# Job
Count how many lines contain "content" and reply with that number only.

━━ Input data

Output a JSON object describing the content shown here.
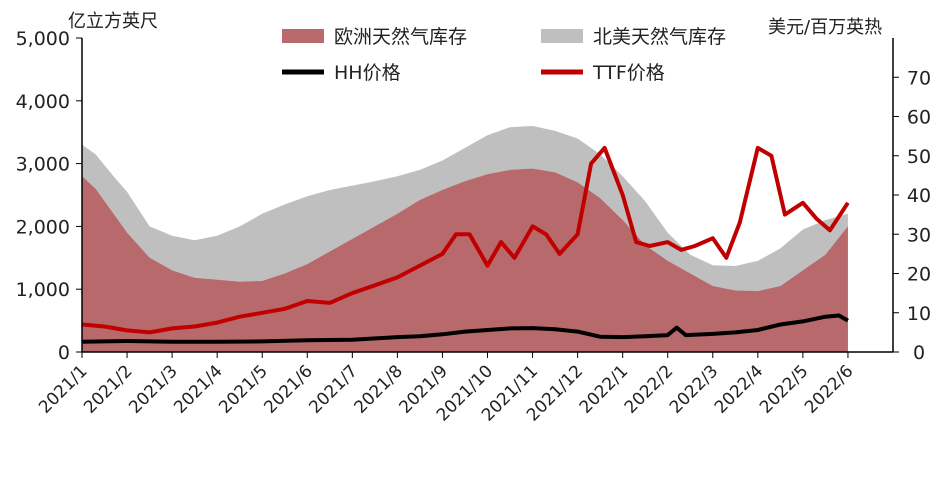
{
  "chart_data": {
    "type": "area",
    "title": "",
    "categories": [
      "2021/1",
      "2021/2",
      "2021/3",
      "2021/4",
      "2021/5",
      "2021/6",
      "2021/7",
      "2021/8",
      "2021/9",
      "2021/10",
      "2021/11",
      "2021/12",
      "2022/1",
      "2022/2",
      "2022/3",
      "2022/4",
      "2022/5",
      "2022/6"
    ],
    "y_left": {
      "label": "亿立方英尺",
      "lim": [
        0,
        5000
      ],
      "ticks": [
        "0",
        "1,000",
        "2,000",
        "3,000",
        "4,000",
        "5,000"
      ]
    },
    "y_right": {
      "label": "美元/百万英热",
      "lim": [
        0,
        80
      ],
      "ticks": [
        "0",
        "10",
        "20",
        "30",
        "40",
        "50",
        "60",
        "70"
      ]
    },
    "legend": {
      "placement": "top"
    },
    "series": [
      {
        "name": "欧洲天然气库存",
        "kind": "area",
        "axis": "left",
        "color": "#b8696b",
        "x": [
          0,
          0.3,
          0.7,
          1,
          1.5,
          2,
          2.5,
          3,
          3.5,
          4,
          4.5,
          5,
          5.5,
          6,
          6.5,
          7,
          7.5,
          8,
          8.5,
          9,
          9.5,
          10,
          10.5,
          11,
          11.5,
          12,
          12.5,
          13,
          13.5,
          14,
          14.5,
          15,
          15.5,
          16,
          16.5,
          17
        ],
        "values": [
          2800,
          2600,
          2200,
          1900,
          1500,
          1300,
          1180,
          1150,
          1120,
          1130,
          1250,
          1400,
          1600,
          1800,
          2000,
          2200,
          2420,
          2580,
          2720,
          2830,
          2900,
          2920,
          2860,
          2700,
          2450,
          2100,
          1700,
          1450,
          1250,
          1050,
          980,
          970,
          1050,
          1300,
          1550,
          2000
        ]
      },
      {
        "name": "北美天然气库存",
        "kind": "area",
        "axis": "left",
        "color": "#bfbfbf",
        "x": [
          0,
          0.3,
          0.7,
          1,
          1.5,
          2,
          2.5,
          3,
          3.5,
          4,
          4.5,
          5,
          5.5,
          6,
          6.5,
          7,
          7.5,
          8,
          8.5,
          9,
          9.5,
          10,
          10.5,
          11,
          11.5,
          12,
          12.5,
          13,
          13.5,
          14,
          14.5,
          15,
          15.5,
          16,
          16.5,
          17
        ],
        "values": [
          3300,
          3150,
          2800,
          2550,
          2000,
          1850,
          1780,
          1850,
          2000,
          2200,
          2350,
          2480,
          2580,
          2650,
          2720,
          2800,
          2900,
          3050,
          3250,
          3450,
          3580,
          3600,
          3520,
          3400,
          3150,
          2800,
          2400,
          1900,
          1550,
          1380,
          1370,
          1450,
          1650,
          1950,
          2100,
          2200
        ]
      },
      {
        "name": "HH价格",
        "kind": "line",
        "axis": "right",
        "color": "#000000",
        "x": [
          0,
          1,
          2,
          3,
          4,
          5,
          6,
          7,
          7.5,
          8,
          8.5,
          9,
          9.5,
          10,
          10.5,
          11,
          11.5,
          12,
          12.5,
          13,
          13.2,
          13.4,
          14,
          14.5,
          15,
          15.5,
          16,
          16.5,
          16.8,
          17
        ],
        "values": [
          2.6,
          2.8,
          2.6,
          2.6,
          2.7,
          3.0,
          3.1,
          3.8,
          4.0,
          4.5,
          5.2,
          5.6,
          6.0,
          6.1,
          5.8,
          5.2,
          3.9,
          3.8,
          4.0,
          4.3,
          6.2,
          4.3,
          4.6,
          5.0,
          5.6,
          7.0,
          7.8,
          9.0,
          9.3,
          8.0
        ]
      },
      {
        "name": "TTF价格",
        "kind": "line",
        "axis": "right",
        "color": "#c00000",
        "x": [
          0,
          0.5,
          1,
          1.5,
          2,
          2.5,
          3,
          3.5,
          4,
          4.5,
          5,
          5.5,
          6,
          6.5,
          7,
          7.5,
          8,
          8.3,
          8.6,
          9,
          9.3,
          9.6,
          10,
          10.3,
          10.6,
          11,
          11.3,
          11.6,
          12,
          12.3,
          12.6,
          13,
          13.3,
          13.6,
          14,
          14.3,
          14.6,
          15,
          15.3,
          15.6,
          16,
          16.3,
          16.6,
          17
        ],
        "values": [
          7,
          6.5,
          5.5,
          5,
          6,
          6.5,
          7.5,
          9,
          10,
          11,
          13,
          12.5,
          15,
          17,
          19,
          22,
          25,
          30,
          30,
          22,
          28,
          24,
          32,
          30,
          25,
          30,
          48,
          52,
          40,
          28,
          27,
          28,
          26,
          27,
          29,
          24,
          33,
          52,
          50,
          35,
          38,
          34,
          31,
          38
        ]
      }
    ]
  }
}
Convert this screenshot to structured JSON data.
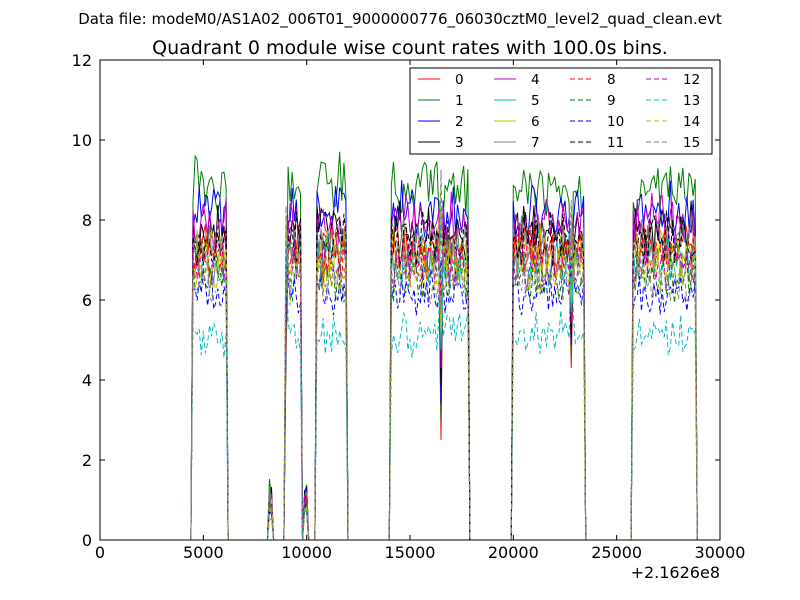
{
  "suptitle": "Data file: modeM0/AS1A02_006T01_9000000776_06030cztM0_level2_quad_clean.evt",
  "chart_data": {
    "type": "line",
    "title": "Quadrant 0 module wise count rates with 100.0s bins.",
    "xlabel": "",
    "ylabel": "",
    "xlim": [
      0,
      30000
    ],
    "ylim": [
      0,
      12
    ],
    "x_offset_label": "+2.1626e8",
    "x_ticks": [
      0,
      5000,
      10000,
      15000,
      20000,
      25000,
      30000
    ],
    "x_tick_labels": [
      "0",
      "5000",
      "10000",
      "15000",
      "20000",
      "25000",
      "30000"
    ],
    "y_ticks": [
      0,
      2,
      4,
      6,
      8,
      10,
      12
    ],
    "y_tick_labels": [
      "0",
      "2",
      "4",
      "6",
      "8",
      "10",
      "12"
    ],
    "legend_position": "top-right",
    "legend_columns": 4,
    "bin_width": 100,
    "segments": [
      {
        "start": 4400,
        "end": 6200
      },
      {
        "start": 8100,
        "end": 8400
      },
      {
        "start": 8900,
        "end": 9800
      },
      {
        "start": 9800,
        "end": 10100
      },
      {
        "start": 10400,
        "end": 12000
      },
      {
        "start": 14000,
        "end": 17900
      },
      {
        "start": 19900,
        "end": 23500
      },
      {
        "start": 25700,
        "end": 28900
      }
    ],
    "series": [
      {
        "name": "0",
        "color": "#ff0000",
        "dash": "solid",
        "level": 7.3
      },
      {
        "name": "1",
        "color": "#008000",
        "dash": "solid",
        "level": 8.8
      },
      {
        "name": "2",
        "color": "#0000ff",
        "dash": "solid",
        "level": 8.2
      },
      {
        "name": "3",
        "color": "#000000",
        "dash": "solid",
        "level": 7.7
      },
      {
        "name": "4",
        "color": "#bf00bf",
        "dash": "solid",
        "level": 7.9
      },
      {
        "name": "5",
        "color": "#00bfbf",
        "dash": "solid",
        "level": 7.0
      },
      {
        "name": "6",
        "color": "#bfbf00",
        "dash": "solid",
        "level": 7.2
      },
      {
        "name": "7",
        "color": "#808080",
        "dash": "solid",
        "level": 7.4
      },
      {
        "name": "8",
        "color": "#ff0000",
        "dash": "dashed",
        "level": 7.1
      },
      {
        "name": "9",
        "color": "#008000",
        "dash": "dashed",
        "level": 6.6
      },
      {
        "name": "10",
        "color": "#0000ff",
        "dash": "dashed",
        "level": 6.2
      },
      {
        "name": "11",
        "color": "#000000",
        "dash": "dashed",
        "level": 7.5
      },
      {
        "name": "12",
        "color": "#bf00bf",
        "dash": "dashed",
        "level": 6.9
      },
      {
        "name": "13",
        "color": "#00bfbf",
        "dash": "dashed",
        "level": 5.1
      },
      {
        "name": "14",
        "color": "#bfbf00",
        "dash": "dashed",
        "level": 6.7
      },
      {
        "name": "15",
        "color": "#808080",
        "dash": "dashed",
        "level": 6.5
      }
    ]
  }
}
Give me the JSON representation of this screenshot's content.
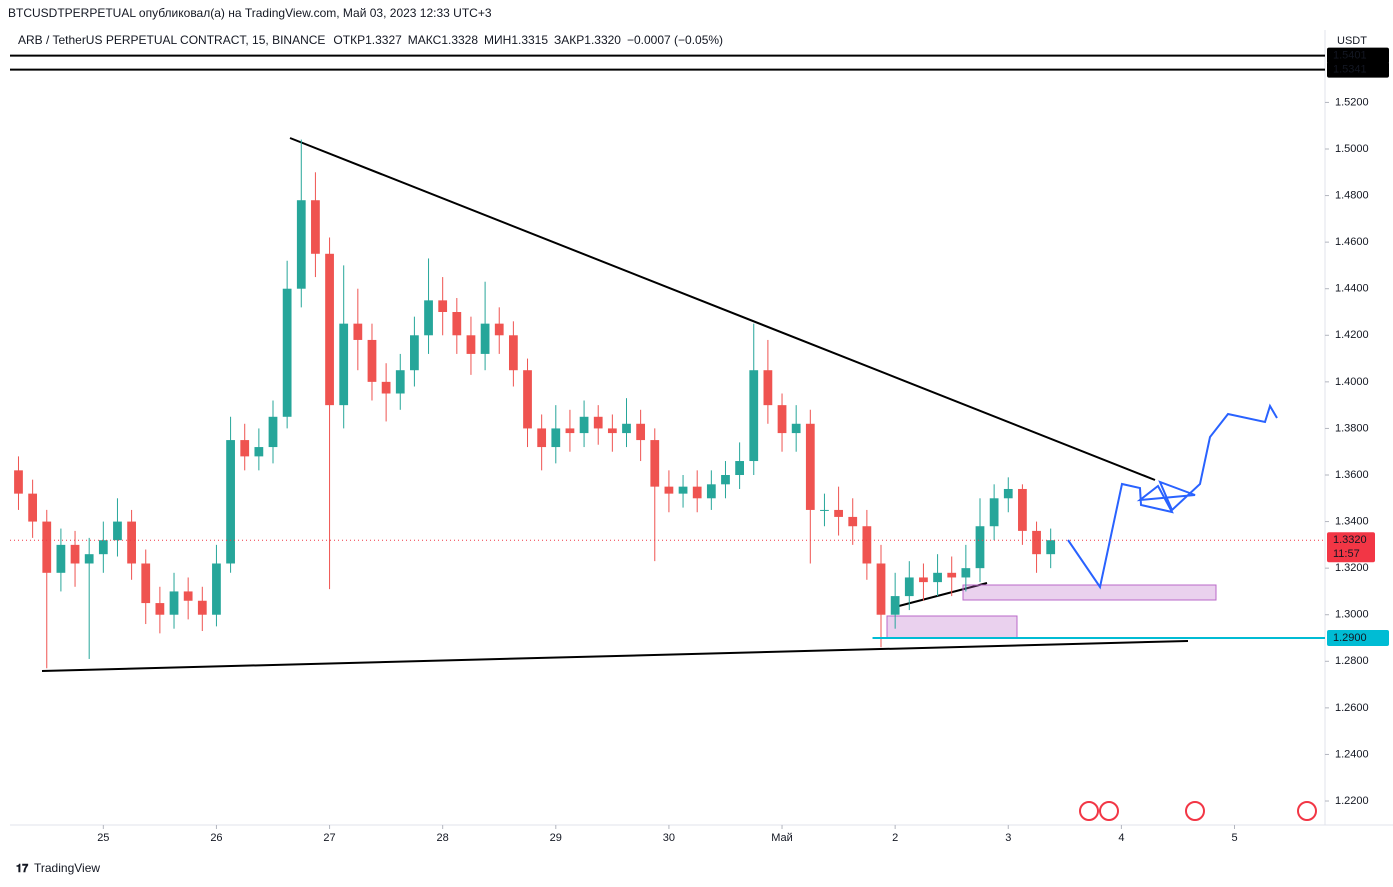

━━━━

# Exercise response
2